BEGIN Data extract
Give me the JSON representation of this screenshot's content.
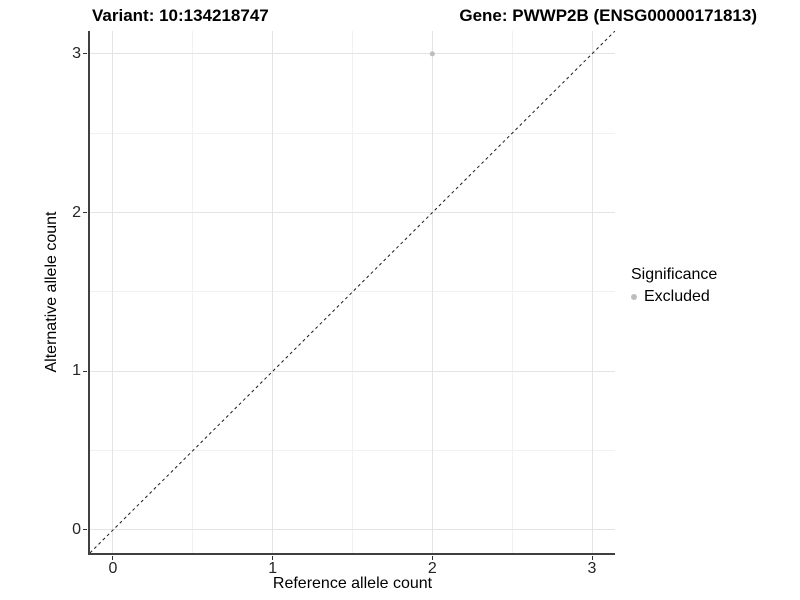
{
  "header": {
    "variant_title": "Variant: 10:134218747",
    "gene_title": "Gene: PWWP2B (ENSG00000171813)"
  },
  "chart_data": {
    "type": "scatter",
    "title_left": "Variant: 10:134218747",
    "title_right": "Gene: PWWP2B (ENSG00000171813)",
    "xlabel": "Reference allele count",
    "ylabel": "Alternative allele count",
    "xlim": [
      -0.144,
      3.144
    ],
    "ylim": [
      -0.145,
      3.144
    ],
    "x_major_ticks": [
      0,
      1,
      2,
      3
    ],
    "y_major_ticks": [
      0,
      1,
      2,
      3
    ],
    "x_minor_ticks": [
      0.5,
      1.5,
      2.5
    ],
    "y_minor_ticks": [
      0.5,
      1.5,
      2.5
    ],
    "grid": "major+minor",
    "legend_position": "right",
    "series": [
      {
        "name": "Excluded",
        "color": "#bdbdbd",
        "points": [
          {
            "x": 2,
            "y": 3
          }
        ]
      }
    ],
    "reference_line": {
      "kind": "identity",
      "dashed": true,
      "color": "#1a1a1a",
      "dash": [
        3,
        3
      ]
    }
  },
  "legend": {
    "title": "Significance",
    "items": [
      {
        "label": "Excluded",
        "color": "#bdbdbd"
      }
    ]
  },
  "colors": {
    "background": "#ffffff",
    "grid_major": "#e4e4e4",
    "grid_minor": "#f1f1f1",
    "axis_line": "#404040",
    "tick_text": "#262626",
    "point": "#bdbdbd"
  }
}
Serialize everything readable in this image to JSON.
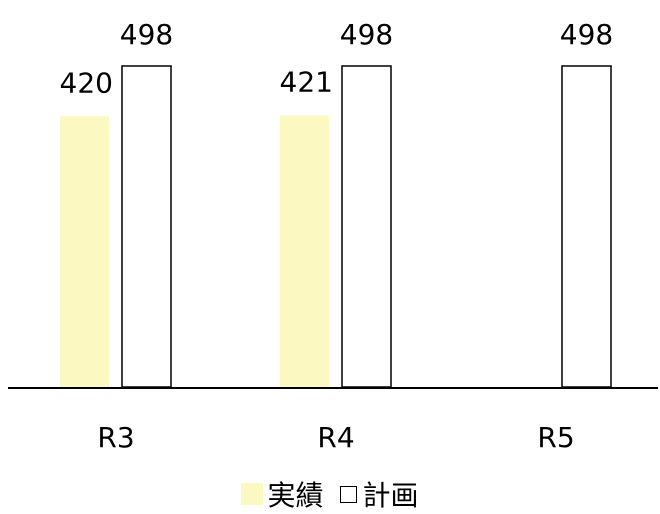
{
  "chart_data": {
    "type": "bar",
    "categories": [
      "R3",
      "R4",
      "R5"
    ],
    "series": [
      {
        "name": "実績",
        "values": [
          420,
          421,
          null
        ],
        "color": "#FBF8C2"
      },
      {
        "name": "計画",
        "values": [
          498,
          498,
          498
        ],
        "color": "#ffffff",
        "stroke": "#000000"
      }
    ],
    "ylim": [
      0,
      498
    ],
    "grid": false,
    "legend": "bottom-center"
  },
  "legend": {
    "actual_label": "実績",
    "plan_label": "計画"
  }
}
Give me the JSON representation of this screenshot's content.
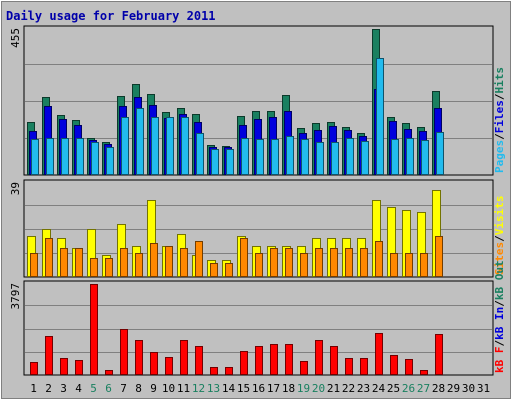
{
  "chart_data": {
    "type": "bar",
    "title": "Daily usage for February 2011",
    "categories": [
      "1",
      "2",
      "3",
      "4",
      "5",
      "6",
      "7",
      "8",
      "9",
      "10",
      "11",
      "12",
      "13",
      "14",
      "15",
      "16",
      "17",
      "18",
      "19",
      "20",
      "21",
      "22",
      "23",
      "24",
      "25",
      "26",
      "27",
      "28",
      "29",
      "30",
      "31"
    ],
    "weekend_days": [
      5,
      6,
      12,
      13,
      19,
      20,
      26,
      27
    ],
    "panels": [
      {
        "id": "hits",
        "ymax_label": "455",
        "ymax": 455,
        "legend": [
          "Pages",
          "Files",
          "Hits"
        ],
        "series": [
          {
            "name": "Hits",
            "color": "#1a8060",
            "values": [
              165,
              244,
              188,
              170,
              115,
              102,
              247,
              285,
              252,
              196,
              210,
              190,
              95,
              91,
              183,
              198,
              198,
              249,
              147,
              162,
              165,
              150,
              130,
              455,
              180,
              162,
              150,
              261,
              0,
              0,
              0
            ]
          },
          {
            "name": "Files",
            "color": "#0000dd",
            "values": [
              137,
              216,
              175,
              156,
              110,
              96,
              216,
              244,
              218,
              178,
              190,
              165,
              86,
              86,
              156,
              176,
              182,
              200,
              130,
              141,
              153,
              139,
              120,
              268,
              168,
              142,
              136,
              210,
              0,
              0,
              0
            ]
          },
          {
            "name": "Pages",
            "color": "#22bbee",
            "values": [
              112,
              116,
              114,
              114,
              103,
              87,
              180,
              210,
              180,
              180,
              180,
              130,
              82,
              82,
              114,
              112,
              112,
              120,
              112,
              102,
              102,
              116,
              107,
              364,
              112,
              116,
              108,
              134,
              0,
              0,
              0
            ]
          }
        ]
      },
      {
        "id": "visits",
        "ymax_label": "39",
        "ymax": 39,
        "legend": [
          "Sites",
          "Visits"
        ],
        "series": [
          {
            "name": "Visits",
            "color": "#ffff00",
            "values": [
              17,
              20,
              16,
              12,
              20,
              9,
              22,
              13,
              32,
              13,
              18,
              9,
              7,
              7,
              17,
              13,
              13,
              13,
              13,
              16,
              16,
              16,
              16,
              32,
              29,
              28,
              27,
              36,
              0,
              0,
              0
            ]
          },
          {
            "name": "Sites",
            "color": "#ff8800",
            "values": [
              10,
              16,
              12,
              12,
              8,
              8,
              12,
              10,
              14,
              13,
              12,
              15,
              6,
              6,
              16,
              10,
              12,
              12,
              10,
              12,
              12,
              12,
              12,
              15,
              10,
              10,
              10,
              17,
              0,
              0,
              0
            ]
          }
        ]
      },
      {
        "id": "kbytes",
        "ymax_label": "3797",
        "ymax": 3797,
        "legend": [
          "kB F",
          "kB In",
          "kB Out"
        ],
        "series": [
          {
            "name": "kB F",
            "color": "#ff0000",
            "values": [
              562,
              1642,
              704,
              620,
              3797,
              226,
              1920,
              1450,
              951,
              750,
              1450,
              1195,
              318,
              330,
              1000,
              1220,
              1285,
              1285,
              605,
              1470,
              1195,
              705,
              690,
              1735,
              830,
              655,
              210,
              1715,
              0,
              0,
              0
            ]
          }
        ]
      }
    ]
  }
}
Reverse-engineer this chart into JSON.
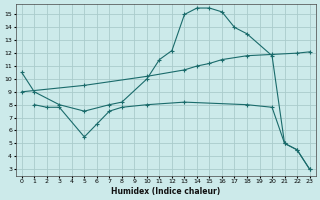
{
  "xlabel": "Humidex (Indice chaleur)",
  "bg_color": "#cceaea",
  "grid_color": "#aacccc",
  "line_color": "#1a6b6b",
  "xlim": [
    -0.5,
    23.5
  ],
  "ylim": [
    2.5,
    15.8
  ],
  "xticks": [
    0,
    1,
    2,
    3,
    4,
    5,
    6,
    7,
    8,
    9,
    10,
    11,
    12,
    13,
    14,
    15,
    16,
    17,
    18,
    19,
    20,
    21,
    22,
    23
  ],
  "yticks": [
    3,
    4,
    5,
    6,
    7,
    8,
    9,
    10,
    11,
    12,
    13,
    14,
    15
  ],
  "line1_x": [
    0,
    1,
    3,
    5,
    7,
    8,
    10,
    11,
    12,
    13,
    14,
    15,
    16,
    17,
    18,
    20,
    21,
    22,
    23
  ],
  "line1_y": [
    10.5,
    9.0,
    8.0,
    7.5,
    8.0,
    8.2,
    10.0,
    11.5,
    12.2,
    15.0,
    15.5,
    15.5,
    15.2,
    14.0,
    13.5,
    11.8,
    5.0,
    4.5,
    3.0
  ],
  "line2_x": [
    0,
    5,
    10,
    13,
    14,
    15,
    16,
    18,
    20,
    22,
    23
  ],
  "line2_y": [
    9.0,
    9.5,
    10.2,
    10.7,
    11.0,
    11.2,
    11.5,
    11.8,
    11.9,
    12.0,
    12.1
  ],
  "line3_x": [
    1,
    2,
    3,
    5,
    6,
    7,
    8,
    10,
    13,
    18,
    20,
    21,
    22,
    23
  ],
  "line3_y": [
    8.0,
    7.8,
    7.8,
    5.5,
    6.5,
    7.5,
    7.8,
    8.0,
    8.2,
    8.0,
    7.8,
    5.0,
    4.5,
    3.0
  ]
}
END Data extract
» Exercise description
Take the data above and repeat it exactly, leaving each picture out.

» Answer to this problem
Give me the JSON representation of this screenshot's content.
{
  "header": {
    "variant_title": "Variant: 10:134218747",
    "gene_title": "Gene: PWWP2B (ENSG00000171813)"
  },
  "chart_data": {
    "type": "scatter",
    "title_left": "Variant: 10:134218747",
    "title_right": "Gene: PWWP2B (ENSG00000171813)",
    "xlabel": "Reference allele count",
    "ylabel": "Alternative allele count",
    "xlim": [
      -0.144,
      3.144
    ],
    "ylim": [
      -0.145,
      3.144
    ],
    "x_major_ticks": [
      0,
      1,
      2,
      3
    ],
    "y_major_ticks": [
      0,
      1,
      2,
      3
    ],
    "x_minor_ticks": [
      0.5,
      1.5,
      2.5
    ],
    "y_minor_ticks": [
      0.5,
      1.5,
      2.5
    ],
    "grid": "major+minor",
    "legend_position": "right",
    "series": [
      {
        "name": "Excluded",
        "color": "#bdbdbd",
        "points": [
          {
            "x": 2,
            "y": 3
          }
        ]
      }
    ],
    "reference_line": {
      "kind": "identity",
      "dashed": true,
      "color": "#1a1a1a",
      "dash": [
        3,
        3
      ]
    }
  },
  "legend": {
    "title": "Significance",
    "items": [
      {
        "label": "Excluded",
        "color": "#bdbdbd"
      }
    ]
  },
  "colors": {
    "background": "#ffffff",
    "grid_major": "#e4e4e4",
    "grid_minor": "#f1f1f1",
    "axis_line": "#404040",
    "tick_text": "#262626",
    "point": "#bdbdbd"
  }
}
Serialize everything readable in this image to JSON.
{
  "chart_data": {
    "type": "bar",
    "categories": [
      "R3",
      "R4",
      "R5"
    ],
    "series": [
      {
        "name": "実績",
        "values": [
          420,
          421,
          null
        ],
        "color": "#FBF8C2"
      },
      {
        "name": "計画",
        "values": [
          498,
          498,
          498
        ],
        "color": "#ffffff",
        "stroke": "#000000"
      }
    ],
    "ylim": [
      0,
      498
    ],
    "grid": false,
    "legend": "bottom-center"
  },
  "legend": {
    "actual_label": "実績",
    "plan_label": "計画"
  }
}
Give me the JSON representation of this screenshot's content.
{
  "chart_data": {
    "type": "bar",
    "title": "Daily usage for February 2011",
    "categories": [
      "1",
      "2",
      "3",
      "4",
      "5",
      "6",
      "7",
      "8",
      "9",
      "10",
      "11",
      "12",
      "13",
      "14",
      "15",
      "16",
      "17",
      "18",
      "19",
      "20",
      "21",
      "22",
      "23",
      "24",
      "25",
      "26",
      "27",
      "28",
      "29",
      "30",
      "31"
    ],
    "weekend_days": [
      5,
      6,
      12,
      13,
      19,
      20,
      26,
      27
    ],
    "panels": [
      {
        "id": "hits",
        "ymax_label": "455",
        "ymax": 455,
        "legend": [
          "Pages",
          "Files",
          "Hits"
        ],
        "series": [
          {
            "name": "Hits",
            "color": "#1a8060",
            "values": [
              165,
              244,
              188,
              170,
              115,
              102,
              247,
              285,
              252,
              196,
              210,
              190,
              95,
              91,
              183,
              198,
              198,
              249,
              147,
              162,
              165,
              150,
              130,
              455,
              180,
              162,
              150,
              261,
              0,
              0,
              0
            ]
          },
          {
            "name": "Files",
            "color": "#0000dd",
            "values": [
              137,
              216,
              175,
              156,
              110,
              96,
              216,
              244,
              218,
              178,
              190,
              165,
              86,
              86,
              156,
              176,
              182,
              200,
              130,
              141,
              153,
              139,
              120,
              268,
              168,
              142,
              136,
              210,
              0,
              0,
              0
            ]
          },
          {
            "name": "Pages",
            "color": "#22bbee",
            "values": [
              112,
              116,
              114,
              114,
              103,
              87,
              180,
              210,
              180,
              180,
              180,
              130,
              82,
              82,
              114,
              112,
              112,
              120,
              112,
              102,
              102,
              116,
              107,
              364,
              112,
              116,
              108,
              134,
              0,
              0,
              0
            ]
          }
        ]
      },
      {
        "id": "visits",
        "ymax_label": "39",
        "ymax": 39,
        "legend": [
          "Sites",
          "Visits"
        ],
        "series": [
          {
            "name": "Visits",
            "color": "#ffff00",
            "values": [
              17,
              20,
              16,
              12,
              20,
              9,
              22,
              13,
              32,
              13,
              18,
              9,
              7,
              7,
              17,
              13,
              13,
              13,
              13,
              16,
              16,
              16,
              16,
              32,
              29,
              28,
              27,
              36,
              0,
              0,
              0
            ]
          },
          {
            "name": "Sites",
            "color": "#ff8800",
            "values": [
              10,
              16,
              12,
              12,
              8,
              8,
              12,
              10,
              14,
              13,
              12,
              15,
              6,
              6,
              16,
              10,
              12,
              12,
              10,
              12,
              12,
              12,
              12,
              15,
              10,
              10,
              10,
              17,
              0,
              0,
              0
            ]
          }
        ]
      },
      {
        "id": "kbytes",
        "ymax_label": "3797",
        "ymax": 3797,
        "legend": [
          "kB F",
          "kB In",
          "kB Out"
        ],
        "series": [
          {
            "name": "kB F",
            "color": "#ff0000",
            "values": [
              562,
              1642,
              704,
              620,
              3797,
              226,
              1920,
              1450,
              951,
              750,
              1450,
              1195,
              318,
              330,
              1000,
              1220,
              1285,
              1285,
              605,
              1470,
              1195,
              705,
              690,
              1735,
              830,
              655,
              210,
              1715,
              0,
              0,
              0
            ]
          }
        ]
      }
    ]
  }
}
Reverse-engineer this chart into JSON.
{
  "xlabel": "Humidex (Indice chaleur)",
  "bg_color": "#cceaea",
  "grid_color": "#aacccc",
  "line_color": "#1a6b6b",
  "xlim": [
    -0.5,
    23.5
  ],
  "ylim": [
    2.5,
    15.8
  ],
  "xticks": [
    0,
    1,
    2,
    3,
    4,
    5,
    6,
    7,
    8,
    9,
    10,
    11,
    12,
    13,
    14,
    15,
    16,
    17,
    18,
    19,
    20,
    21,
    22,
    23
  ],
  "yticks": [
    3,
    4,
    5,
    6,
    7,
    8,
    9,
    10,
    11,
    12,
    13,
    14,
    15
  ],
  "line1_x": [
    0,
    1,
    3,
    5,
    7,
    8,
    10,
    11,
    12,
    13,
    14,
    15,
    16,
    17,
    18,
    20,
    21,
    22,
    23
  ],
  "line1_y": [
    10.5,
    9.0,
    8.0,
    7.5,
    8.0,
    8.2,
    10.0,
    11.5,
    12.2,
    15.0,
    15.5,
    15.5,
    15.2,
    14.0,
    13.5,
    11.8,
    5.0,
    4.5,
    3.0
  ],
  "line2_x": [
    0,
    5,
    10,
    13,
    14,
    15,
    16,
    18,
    20,
    22,
    23
  ],
  "line2_y": [
    9.0,
    9.5,
    10.2,
    10.7,
    11.0,
    11.2,
    11.5,
    11.8,
    11.9,
    12.0,
    12.1
  ],
  "line3_x": [
    1,
    2,
    3,
    5,
    6,
    7,
    8,
    10,
    13,
    18,
    20,
    21,
    22,
    23
  ],
  "line3_y": [
    8.0,
    7.8,
    7.8,
    5.5,
    6.5,
    7.5,
    7.8,
    8.0,
    8.2,
    8.0,
    7.8,
    5.0,
    4.5,
    3.0
  ]
}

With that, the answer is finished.